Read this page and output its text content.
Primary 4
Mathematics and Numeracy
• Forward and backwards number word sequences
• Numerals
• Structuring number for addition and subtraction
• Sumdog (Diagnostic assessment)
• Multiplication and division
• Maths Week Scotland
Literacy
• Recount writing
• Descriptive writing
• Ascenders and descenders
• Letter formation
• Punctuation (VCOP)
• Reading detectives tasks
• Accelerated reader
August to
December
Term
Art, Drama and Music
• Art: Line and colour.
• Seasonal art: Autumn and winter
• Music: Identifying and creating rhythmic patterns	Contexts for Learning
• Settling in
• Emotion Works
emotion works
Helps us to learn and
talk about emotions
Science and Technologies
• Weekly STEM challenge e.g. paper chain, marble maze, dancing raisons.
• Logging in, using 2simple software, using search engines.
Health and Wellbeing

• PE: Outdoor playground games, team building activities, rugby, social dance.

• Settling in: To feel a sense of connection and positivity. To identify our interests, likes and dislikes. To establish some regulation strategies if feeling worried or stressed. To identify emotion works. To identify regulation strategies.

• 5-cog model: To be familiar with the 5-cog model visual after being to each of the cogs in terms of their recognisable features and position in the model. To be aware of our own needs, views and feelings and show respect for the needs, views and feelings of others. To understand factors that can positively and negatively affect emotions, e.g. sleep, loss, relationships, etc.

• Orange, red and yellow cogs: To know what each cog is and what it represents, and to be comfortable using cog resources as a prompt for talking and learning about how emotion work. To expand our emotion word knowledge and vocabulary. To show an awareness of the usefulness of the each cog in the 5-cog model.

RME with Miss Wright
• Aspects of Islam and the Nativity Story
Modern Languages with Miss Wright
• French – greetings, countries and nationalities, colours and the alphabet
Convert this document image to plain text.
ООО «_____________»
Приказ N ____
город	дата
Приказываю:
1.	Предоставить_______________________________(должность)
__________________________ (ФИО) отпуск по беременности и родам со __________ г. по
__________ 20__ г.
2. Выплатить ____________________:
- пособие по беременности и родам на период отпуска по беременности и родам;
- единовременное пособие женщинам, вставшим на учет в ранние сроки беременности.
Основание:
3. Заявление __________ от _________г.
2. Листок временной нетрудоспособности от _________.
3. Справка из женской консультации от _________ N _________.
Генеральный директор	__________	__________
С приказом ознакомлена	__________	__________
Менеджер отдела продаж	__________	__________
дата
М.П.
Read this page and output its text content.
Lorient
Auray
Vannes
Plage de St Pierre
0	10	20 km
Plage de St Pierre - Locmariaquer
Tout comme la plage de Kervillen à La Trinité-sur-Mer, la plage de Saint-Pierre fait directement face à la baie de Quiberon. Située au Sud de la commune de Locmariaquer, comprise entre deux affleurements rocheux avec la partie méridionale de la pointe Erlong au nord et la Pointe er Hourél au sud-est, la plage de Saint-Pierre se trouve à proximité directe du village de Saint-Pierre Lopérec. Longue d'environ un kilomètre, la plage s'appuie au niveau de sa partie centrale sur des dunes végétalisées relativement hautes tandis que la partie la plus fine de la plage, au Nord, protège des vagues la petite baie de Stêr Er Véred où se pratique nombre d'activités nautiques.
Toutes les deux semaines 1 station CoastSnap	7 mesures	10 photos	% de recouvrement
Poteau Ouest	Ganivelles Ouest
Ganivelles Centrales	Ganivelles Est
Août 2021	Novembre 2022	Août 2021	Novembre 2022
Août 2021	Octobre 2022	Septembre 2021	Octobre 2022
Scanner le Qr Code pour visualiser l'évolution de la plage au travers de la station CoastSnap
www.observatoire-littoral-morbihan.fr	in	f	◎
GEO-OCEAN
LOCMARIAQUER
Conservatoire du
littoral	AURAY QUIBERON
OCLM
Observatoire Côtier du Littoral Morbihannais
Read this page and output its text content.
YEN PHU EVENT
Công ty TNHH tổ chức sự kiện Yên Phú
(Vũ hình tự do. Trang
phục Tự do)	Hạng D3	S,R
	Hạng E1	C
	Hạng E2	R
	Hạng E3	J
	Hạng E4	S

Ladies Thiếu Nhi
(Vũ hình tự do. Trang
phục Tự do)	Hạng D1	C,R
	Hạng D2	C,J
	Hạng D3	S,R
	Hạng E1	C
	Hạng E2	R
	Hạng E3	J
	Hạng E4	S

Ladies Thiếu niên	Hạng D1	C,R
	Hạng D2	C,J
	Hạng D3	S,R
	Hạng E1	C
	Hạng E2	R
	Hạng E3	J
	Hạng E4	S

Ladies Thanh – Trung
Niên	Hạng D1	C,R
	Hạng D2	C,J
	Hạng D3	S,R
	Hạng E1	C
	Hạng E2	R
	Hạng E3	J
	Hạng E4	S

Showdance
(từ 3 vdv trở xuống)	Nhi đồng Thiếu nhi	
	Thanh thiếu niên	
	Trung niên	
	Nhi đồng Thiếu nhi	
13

══════

Exercise description: Look through the listing above. Pick out each line with "Ganivelles" and copy it.

The completed task:
Poteau Ouest	Ganivelles Ouest
Ganivelles Centrales	Ganivelles Est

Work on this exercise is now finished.